ОПИСАНИЕ ЗАДАНИЯ
Воспроизведите без изменений ту часть фрагмента о дрессировке попугая, которая открывается словами «Надо признать, что» и завершается словами «по уголовному прошлому.».

ПРЕДЛОЖЕННЫЙ ФРАГМЕНТ
Надо признать, что для этого у него были все основания, поскольку в момент дрессировки я

держал в руках пиалу с кусочками сладкой дыни и, как альтернативу, домашний половой веник.

В процессе дрессировки я, конечно же, допускал немало профессиональных ошибок, но так или

иначе путем наказаний и поощрений мне удалось отучить попугая от прежнего поведенческого

стереотипа. Впрочем, это не изменило его внутренних качеств: он остался хитрым, амбициозным

типом, весьма ленивым, скрыто ностальгирующим по уголовному прошлому.

ДАННЫЕ УПРАЖНЕНИЯ
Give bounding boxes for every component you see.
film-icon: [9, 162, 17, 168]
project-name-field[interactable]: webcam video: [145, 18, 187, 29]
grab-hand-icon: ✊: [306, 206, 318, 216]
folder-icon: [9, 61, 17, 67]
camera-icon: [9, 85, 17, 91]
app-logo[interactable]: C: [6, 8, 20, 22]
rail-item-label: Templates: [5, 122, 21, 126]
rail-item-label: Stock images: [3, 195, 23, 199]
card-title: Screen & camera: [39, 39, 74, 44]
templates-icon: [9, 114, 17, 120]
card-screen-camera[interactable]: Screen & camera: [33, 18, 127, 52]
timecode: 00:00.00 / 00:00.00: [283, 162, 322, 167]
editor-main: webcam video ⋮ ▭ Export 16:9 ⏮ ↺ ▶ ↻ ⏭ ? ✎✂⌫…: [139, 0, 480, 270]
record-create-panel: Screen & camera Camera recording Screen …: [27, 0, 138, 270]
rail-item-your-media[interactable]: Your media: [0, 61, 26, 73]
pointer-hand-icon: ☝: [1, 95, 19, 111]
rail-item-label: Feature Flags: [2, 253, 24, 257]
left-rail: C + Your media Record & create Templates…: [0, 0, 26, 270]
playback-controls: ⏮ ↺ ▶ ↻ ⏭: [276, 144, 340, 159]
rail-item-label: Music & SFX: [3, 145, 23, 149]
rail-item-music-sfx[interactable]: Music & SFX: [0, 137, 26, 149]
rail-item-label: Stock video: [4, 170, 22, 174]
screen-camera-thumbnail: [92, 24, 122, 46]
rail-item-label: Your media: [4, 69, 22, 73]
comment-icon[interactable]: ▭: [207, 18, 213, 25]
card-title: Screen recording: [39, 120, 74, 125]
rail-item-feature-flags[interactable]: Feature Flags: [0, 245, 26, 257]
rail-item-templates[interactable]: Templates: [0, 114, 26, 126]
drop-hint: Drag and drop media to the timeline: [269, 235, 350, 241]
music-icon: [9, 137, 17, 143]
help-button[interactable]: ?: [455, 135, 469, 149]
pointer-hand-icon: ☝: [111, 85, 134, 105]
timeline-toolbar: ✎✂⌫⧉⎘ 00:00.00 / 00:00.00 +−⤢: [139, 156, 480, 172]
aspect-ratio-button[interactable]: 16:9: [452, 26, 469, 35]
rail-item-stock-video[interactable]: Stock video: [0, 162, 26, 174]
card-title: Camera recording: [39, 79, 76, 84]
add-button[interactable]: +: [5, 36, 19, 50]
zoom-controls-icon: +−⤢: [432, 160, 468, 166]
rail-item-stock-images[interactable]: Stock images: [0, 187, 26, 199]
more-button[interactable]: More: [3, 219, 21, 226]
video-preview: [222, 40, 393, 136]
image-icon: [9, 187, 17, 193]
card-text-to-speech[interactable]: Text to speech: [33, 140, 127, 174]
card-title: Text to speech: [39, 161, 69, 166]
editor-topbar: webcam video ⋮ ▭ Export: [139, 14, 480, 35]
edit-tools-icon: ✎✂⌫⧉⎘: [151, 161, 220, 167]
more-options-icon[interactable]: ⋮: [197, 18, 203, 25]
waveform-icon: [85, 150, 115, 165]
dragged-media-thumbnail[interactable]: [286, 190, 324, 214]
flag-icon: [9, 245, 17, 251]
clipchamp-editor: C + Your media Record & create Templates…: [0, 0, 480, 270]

ОТВЕТ
Надо признать, что для этого у него были все основания, поскольку в момент дрессировки я

держал в руках пиалу с кусочками сладкой дыни и, как альтернативу, домашний половой веник.

В процессе дрессировки я, конечно же, допускал немало профессиональных ошибок, но так или

иначе путем наказаний и поощрений мне удалось отучить попугая от прежнего поведенческого

стереотипа. Впрочем, это не изменило его внутренних качеств: он остался хитрым, амбициозным

типом, весьма ленивым, скрыто ностальгирующим по уголовному прошлому.